__WHAT YOU ARE ASKED TO DO__
Transcribe the listing exactly, leaving out every picture.

Saved entries:
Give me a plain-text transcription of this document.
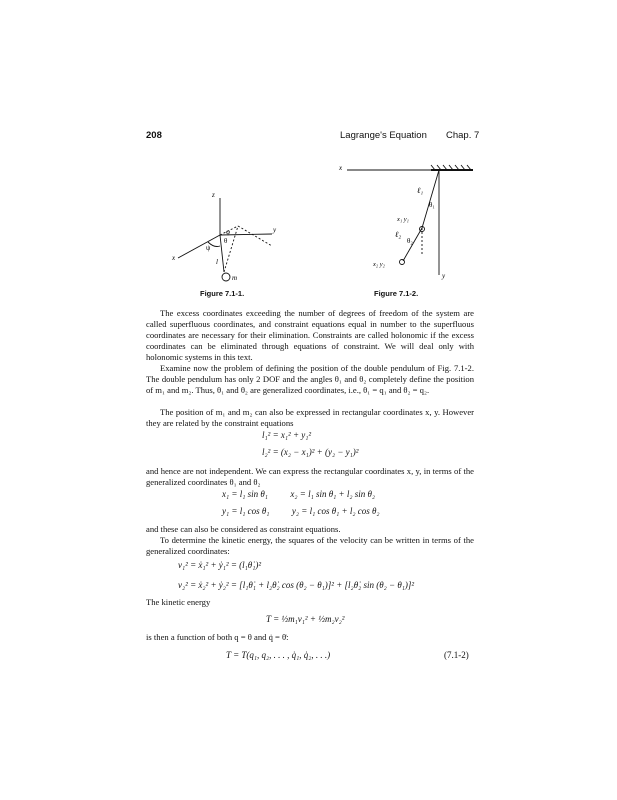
208	Lagrange's Equation Chap. 7
z
y
x
ψ
θ
φ
l
m
Figure 7.1-1.
x
y
ℓ₁
θ₁
x₁ y₁
ℓ₂
θ₂
x₂ y₂
Figure 7.1-2.
The excess coordinates exceeding the number of degrees of freedom of the system are called superfluous coordinates, and constraint equations equal in number to the superfluous coordinates are necessary for their elimination. Constraints are called holonomic if the excess coordinates can be eliminated through equations of constraint. We will deal only with holonomic systems in this text.
Examine now the problem of defining the position of the double pendulum of Fig. 7.1-2. The double pendulum has only 2 DOF and the angles θ₁ and θ₂ completely define the position of m₁ and m₂. Thus, θ₁ and θ₂ are generalized coordinates, i.e., θ₁ = q₁ and θ₂ = q₂.
The position of m₁ and m₂ can also be expressed in rectangular coordinates x, y. However they are related by the constraint equations
l₁² = x₁² + y₁²
l₂² = (x₂ − x₁)² + (y₂ − y₁)²
and hence are not independent. We can express the rectangular coordinates x, y, in terms of the generalized coordinates θ₁ and θ₂
x₁ = l₁ sin θ₁          x₂ = l₁ sin θ₁ + l₂ sin θ₂
y₁ = l₁ cos θ₁          y₂ = l₁ cos θ₁ + l₂ cos θ₂
and these can also be considered as constraint equations.
To determine the kinetic energy, the squares of the velocity can be written in terms of the generalized coordinates:
v₁² = ẋ₁² + ẏ₁² = (l₁θ̇₁)²
v₂² = ẋ₂² + ẏ₂² = [l₁θ̇₁ + l₂θ̇₂ cos (θ₂ − θ₁)]² + [l₂θ̇₂ sin (θ₂ − θ₁)]²
The kinetic energy
T = ½m₁v₁² + ½m₂v₂²
is then a function of both q = θ and q̇ = θ̇:
T = T(q₁, q₂, . . . , q̇₁, q̇₂, . . .)	(7.1-2)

__ANSWER FOR THE TASK__
Give me a plain-text transcription of this document.
208	Lagrange's Equation Chap. 7
z
y
x
ψ
θ
φ
l
m
Figure 7.1-1.
x
y
ℓ₁
θ₁
x₁ y₁
ℓ₂
θ₂
x₂ y₂
Figure 7.1-2.
The excess coordinates exceeding the number of degrees of freedom of the system are called superfluous coordinates, and constraint equations equal in number to the superfluous coordinates are necessary for their elimination. Constraints are called holonomic if the excess coordinates can be eliminated through equations of constraint. We will deal only with holonomic systems in this text.
Examine now the problem of defining the position of the double pendulum of Fig. 7.1-2. The double pendulum has only 2 DOF and the angles θ₁ and θ₂ completely define the position of m₁ and m₂. Thus, θ₁ and θ₂ are generalized coordinates, i.e., θ₁ = q₁ and θ₂ = q₂.
The position of m₁ and m₂ can also be expressed in rectangular coordinates x, y. However they are related by the constraint equations
l₁² = x₁² + y₁²
l₂² = (x₂ − x₁)² + (y₂ − y₁)²
and hence are not independent. We can express the rectangular coordinates x, y, in terms of the generalized coordinates θ₁ and θ₂
x₁ = l₁ sin θ₁          x₂ = l₁ sin θ₁ + l₂ sin θ₂
y₁ = l₁ cos θ₁          y₂ = l₁ cos θ₁ + l₂ cos θ₂
and these can also be considered as constraint equations.
To determine the kinetic energy, the squares of the velocity can be written in terms of the generalized coordinates:
v₁² = ẋ₁² + ẏ₁² = (l₁θ̇₁)²
v₂² = ẋ₂² + ẏ₂² = [l₁θ̇₁ + l₂θ̇₂ cos (θ₂ − θ₁)]² + [l₂θ̇₂ sin (θ₂ − θ₁)]²
The kinetic energy
T = ½m₁v₁² + ½m₂v₂²
is then a function of both q = θ and q̇ = θ̇:
T = T(q₁, q₂, . . . , q̇₁, q̇₂, . . .)	(7.1-2)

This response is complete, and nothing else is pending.